## DATA SHOWN
>> BEGIN

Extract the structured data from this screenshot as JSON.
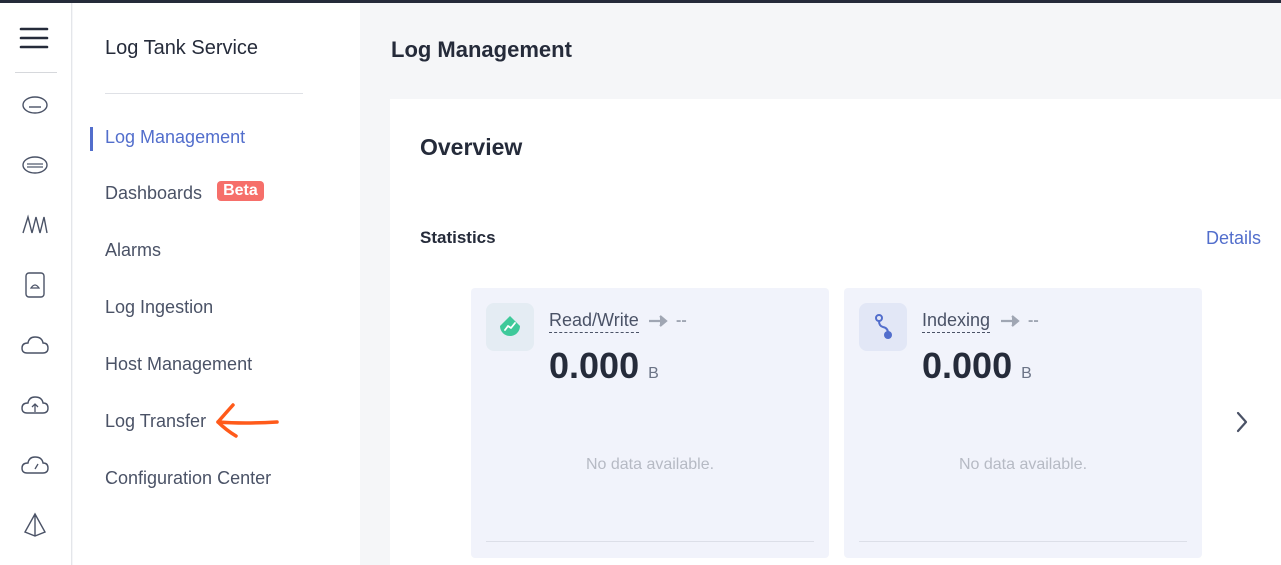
{
  "sidebar": {
    "title": "Log Tank Service",
    "items": [
      {
        "label": "Log Management",
        "active": true
      },
      {
        "label": "Dashboards",
        "badge": "Beta"
      },
      {
        "label": "Alarms"
      },
      {
        "label": "Log Ingestion"
      },
      {
        "label": "Host Management"
      },
      {
        "label": "Log Transfer"
      },
      {
        "label": "Configuration Center"
      }
    ]
  },
  "rail_icons": [
    "menu-icon",
    "storage-icon",
    "database-icon",
    "waveform-icon",
    "device-icon",
    "cloud-icon",
    "cloud-upload-icon",
    "cloud-gauge-icon",
    "pyramid-icon"
  ],
  "header": {
    "title": "Log Management"
  },
  "overview": {
    "title": "Overview",
    "statistics_label": "Statistics",
    "details_link": "Details",
    "cards": [
      {
        "name": "Read/Write",
        "trend": "--",
        "value": "0.000",
        "unit": "B",
        "empty_text": "No data available."
      },
      {
        "name": "Indexing",
        "trend": "--",
        "value": "0.000",
        "unit": "B",
        "empty_text": "No data available."
      }
    ]
  },
  "colors": {
    "accent": "#526ecc",
    "beta_badge": "#f66f6a",
    "arrow_annotation": "#ff5a1a",
    "read_write_icon": "#3ec99a",
    "indexing_icon": "#526ecc"
  }
}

>> END

## TASK INSTRUCTIONS
Repeat the material above in full and exactly, apart from the pictures.

## REPLY TO THE EXERCISE
Extract the structured data from this screenshot as JSON.
{
  "sidebar": {
    "title": "Log Tank Service",
    "items": [
      {
        "label": "Log Management",
        "active": true
      },
      {
        "label": "Dashboards",
        "badge": "Beta"
      },
      {
        "label": "Alarms"
      },
      {
        "label": "Log Ingestion"
      },
      {
        "label": "Host Management"
      },
      {
        "label": "Log Transfer"
      },
      {
        "label": "Configuration Center"
      }
    ]
  },
  "rail_icons": [
    "menu-icon",
    "storage-icon",
    "database-icon",
    "waveform-icon",
    "device-icon",
    "cloud-icon",
    "cloud-upload-icon",
    "cloud-gauge-icon",
    "pyramid-icon"
  ],
  "header": {
    "title": "Log Management"
  },
  "overview": {
    "title": "Overview",
    "statistics_label": "Statistics",
    "details_link": "Details",
    "cards": [
      {
        "name": "Read/Write",
        "trend": "--",
        "value": "0.000",
        "unit": "B",
        "empty_text": "No data available."
      },
      {
        "name": "Indexing",
        "trend": "--",
        "value": "0.000",
        "unit": "B",
        "empty_text": "No data available."
      }
    ]
  },
  "colors": {
    "accent": "#526ecc",
    "beta_badge": "#f66f6a",
    "arrow_annotation": "#ff5a1a",
    "read_write_icon": "#3ec99a",
    "indexing_icon": "#526ecc"
  }
}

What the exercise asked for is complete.